Material for this task:
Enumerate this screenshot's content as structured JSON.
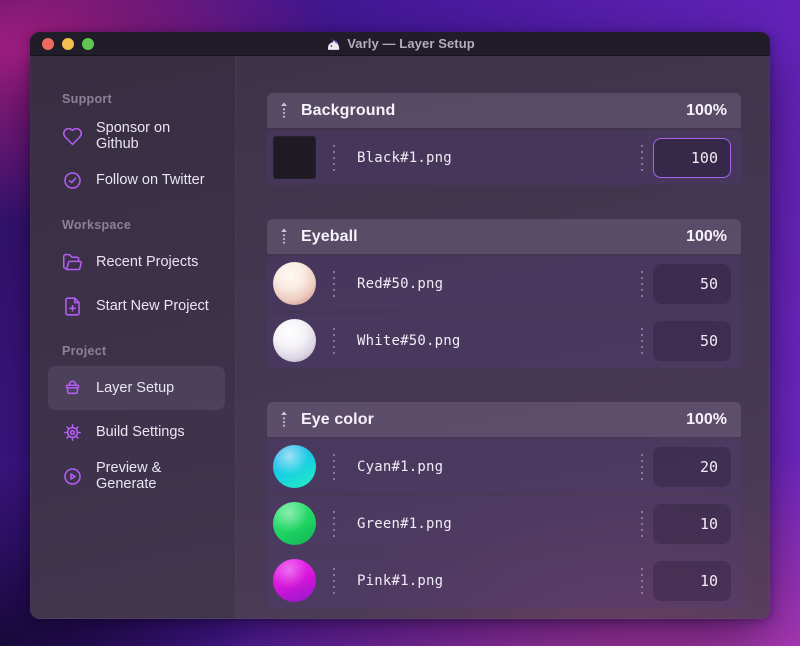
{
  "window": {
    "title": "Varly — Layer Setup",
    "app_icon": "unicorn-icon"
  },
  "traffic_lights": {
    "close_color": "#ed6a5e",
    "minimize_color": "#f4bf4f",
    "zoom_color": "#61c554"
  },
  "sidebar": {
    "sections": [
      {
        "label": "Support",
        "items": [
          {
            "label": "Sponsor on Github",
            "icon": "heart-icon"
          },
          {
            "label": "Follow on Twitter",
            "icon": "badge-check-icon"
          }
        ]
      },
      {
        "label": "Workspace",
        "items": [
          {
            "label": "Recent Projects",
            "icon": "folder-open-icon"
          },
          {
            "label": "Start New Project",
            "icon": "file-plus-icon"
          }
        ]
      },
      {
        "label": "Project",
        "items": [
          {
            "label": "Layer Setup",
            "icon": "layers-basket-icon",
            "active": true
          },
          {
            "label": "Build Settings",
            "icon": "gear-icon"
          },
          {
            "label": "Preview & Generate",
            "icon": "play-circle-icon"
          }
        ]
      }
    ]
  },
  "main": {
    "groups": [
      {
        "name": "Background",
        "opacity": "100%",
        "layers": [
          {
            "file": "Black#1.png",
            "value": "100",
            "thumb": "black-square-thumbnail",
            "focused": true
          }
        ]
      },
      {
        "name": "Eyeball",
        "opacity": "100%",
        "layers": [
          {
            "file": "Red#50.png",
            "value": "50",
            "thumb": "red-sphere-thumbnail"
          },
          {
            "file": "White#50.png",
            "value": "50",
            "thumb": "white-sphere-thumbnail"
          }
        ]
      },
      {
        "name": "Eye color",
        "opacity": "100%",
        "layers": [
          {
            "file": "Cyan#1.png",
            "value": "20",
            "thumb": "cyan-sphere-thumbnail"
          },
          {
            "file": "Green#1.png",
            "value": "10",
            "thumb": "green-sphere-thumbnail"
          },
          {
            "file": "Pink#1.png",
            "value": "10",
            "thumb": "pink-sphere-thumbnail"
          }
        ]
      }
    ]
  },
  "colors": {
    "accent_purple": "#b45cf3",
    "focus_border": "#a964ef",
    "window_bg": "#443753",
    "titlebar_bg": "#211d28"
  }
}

Exercise goal: Skip the images and write out the rest of the listing exactly.

Output:
Enumerate this screenshot's content as structured JSON.
{
  "window": {
    "title": "Varly — Layer Setup",
    "app_icon": "unicorn-icon"
  },
  "traffic_lights": {
    "close_color": "#ed6a5e",
    "minimize_color": "#f4bf4f",
    "zoom_color": "#61c554"
  },
  "sidebar": {
    "sections": [
      {
        "label": "Support",
        "items": [
          {
            "label": "Sponsor on Github",
            "icon": "heart-icon"
          },
          {
            "label": "Follow on Twitter",
            "icon": "badge-check-icon"
          }
        ]
      },
      {
        "label": "Workspace",
        "items": [
          {
            "label": "Recent Projects",
            "icon": "folder-open-icon"
          },
          {
            "label": "Start New Project",
            "icon": "file-plus-icon"
          }
        ]
      },
      {
        "label": "Project",
        "items": [
          {
            "label": "Layer Setup",
            "icon": "layers-basket-icon",
            "active": true
          },
          {
            "label": "Build Settings",
            "icon": "gear-icon"
          },
          {
            "label": "Preview & Generate",
            "icon": "play-circle-icon"
          }
        ]
      }
    ]
  },
  "main": {
    "groups": [
      {
        "name": "Background",
        "opacity": "100%",
        "layers": [
          {
            "file": "Black#1.png",
            "value": "100",
            "thumb": "black-square-thumbnail",
            "focused": true
          }
        ]
      },
      {
        "name": "Eyeball",
        "opacity": "100%",
        "layers": [
          {
            "file": "Red#50.png",
            "value": "50",
            "thumb": "red-sphere-thumbnail"
          },
          {
            "file": "White#50.png",
            "value": "50",
            "thumb": "white-sphere-thumbnail"
          }
        ]
      },
      {
        "name": "Eye color",
        "opacity": "100%",
        "layers": [
          {
            "file": "Cyan#1.png",
            "value": "20",
            "thumb": "cyan-sphere-thumbnail"
          },
          {
            "file": "Green#1.png",
            "value": "10",
            "thumb": "green-sphere-thumbnail"
          },
          {
            "file": "Pink#1.png",
            "value": "10",
            "thumb": "pink-sphere-thumbnail"
          }
        ]
      }
    ]
  },
  "colors": {
    "accent_purple": "#b45cf3",
    "focus_border": "#a964ef",
    "window_bg": "#443753",
    "titlebar_bg": "#211d28"
  }
}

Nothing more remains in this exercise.